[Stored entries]
◇ ◇ ◇ ◇ ◇ ◇ ◇
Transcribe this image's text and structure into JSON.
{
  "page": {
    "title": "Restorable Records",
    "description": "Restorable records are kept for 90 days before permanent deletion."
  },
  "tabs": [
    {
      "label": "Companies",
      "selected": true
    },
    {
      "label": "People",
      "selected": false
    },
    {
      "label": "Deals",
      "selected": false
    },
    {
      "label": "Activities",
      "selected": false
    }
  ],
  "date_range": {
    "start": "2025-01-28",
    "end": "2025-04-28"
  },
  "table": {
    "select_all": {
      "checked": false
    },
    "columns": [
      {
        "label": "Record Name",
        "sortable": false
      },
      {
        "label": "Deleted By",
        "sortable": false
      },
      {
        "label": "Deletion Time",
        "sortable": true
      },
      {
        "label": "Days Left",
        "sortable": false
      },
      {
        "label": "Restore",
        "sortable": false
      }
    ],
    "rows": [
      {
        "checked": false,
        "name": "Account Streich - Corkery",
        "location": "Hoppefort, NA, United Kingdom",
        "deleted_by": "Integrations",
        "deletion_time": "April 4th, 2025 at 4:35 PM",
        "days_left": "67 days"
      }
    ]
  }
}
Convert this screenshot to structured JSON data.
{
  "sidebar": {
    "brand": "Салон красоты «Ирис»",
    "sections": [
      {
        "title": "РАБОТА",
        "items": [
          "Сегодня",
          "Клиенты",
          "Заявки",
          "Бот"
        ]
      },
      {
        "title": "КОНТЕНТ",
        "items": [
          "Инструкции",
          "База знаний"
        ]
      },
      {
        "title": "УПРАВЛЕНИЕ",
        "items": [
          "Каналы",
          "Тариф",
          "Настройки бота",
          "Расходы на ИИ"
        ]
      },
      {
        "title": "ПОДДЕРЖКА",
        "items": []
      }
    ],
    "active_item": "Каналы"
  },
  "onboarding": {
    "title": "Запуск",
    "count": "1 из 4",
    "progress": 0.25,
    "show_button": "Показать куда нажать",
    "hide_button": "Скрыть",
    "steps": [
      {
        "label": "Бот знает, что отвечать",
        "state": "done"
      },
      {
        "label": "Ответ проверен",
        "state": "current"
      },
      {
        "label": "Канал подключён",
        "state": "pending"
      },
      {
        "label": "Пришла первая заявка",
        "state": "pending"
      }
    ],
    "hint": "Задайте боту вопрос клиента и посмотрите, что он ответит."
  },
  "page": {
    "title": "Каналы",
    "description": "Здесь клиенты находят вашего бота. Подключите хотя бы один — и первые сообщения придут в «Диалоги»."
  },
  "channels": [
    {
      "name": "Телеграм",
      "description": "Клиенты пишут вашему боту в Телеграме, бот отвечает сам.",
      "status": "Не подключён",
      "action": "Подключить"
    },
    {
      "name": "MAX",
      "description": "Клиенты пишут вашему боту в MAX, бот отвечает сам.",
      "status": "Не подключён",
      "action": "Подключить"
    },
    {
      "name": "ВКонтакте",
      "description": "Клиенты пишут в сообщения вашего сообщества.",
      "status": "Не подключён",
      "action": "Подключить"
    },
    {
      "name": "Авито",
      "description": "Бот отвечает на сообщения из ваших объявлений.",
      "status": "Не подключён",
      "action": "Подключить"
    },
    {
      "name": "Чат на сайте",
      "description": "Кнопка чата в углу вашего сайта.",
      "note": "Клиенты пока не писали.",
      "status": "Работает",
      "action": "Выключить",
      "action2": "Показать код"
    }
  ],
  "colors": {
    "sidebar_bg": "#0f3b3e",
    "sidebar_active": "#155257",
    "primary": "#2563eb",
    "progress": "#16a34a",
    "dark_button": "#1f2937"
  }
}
◇ ◇ ◇ ◇ ◇ ◇ ◇
_Task details:_
Pull out all lines containing the word "Каналы" from the entries above.

_Written solution:_
          "Каналы",
    "active_item": "Каналы"
    "title": "Каналы",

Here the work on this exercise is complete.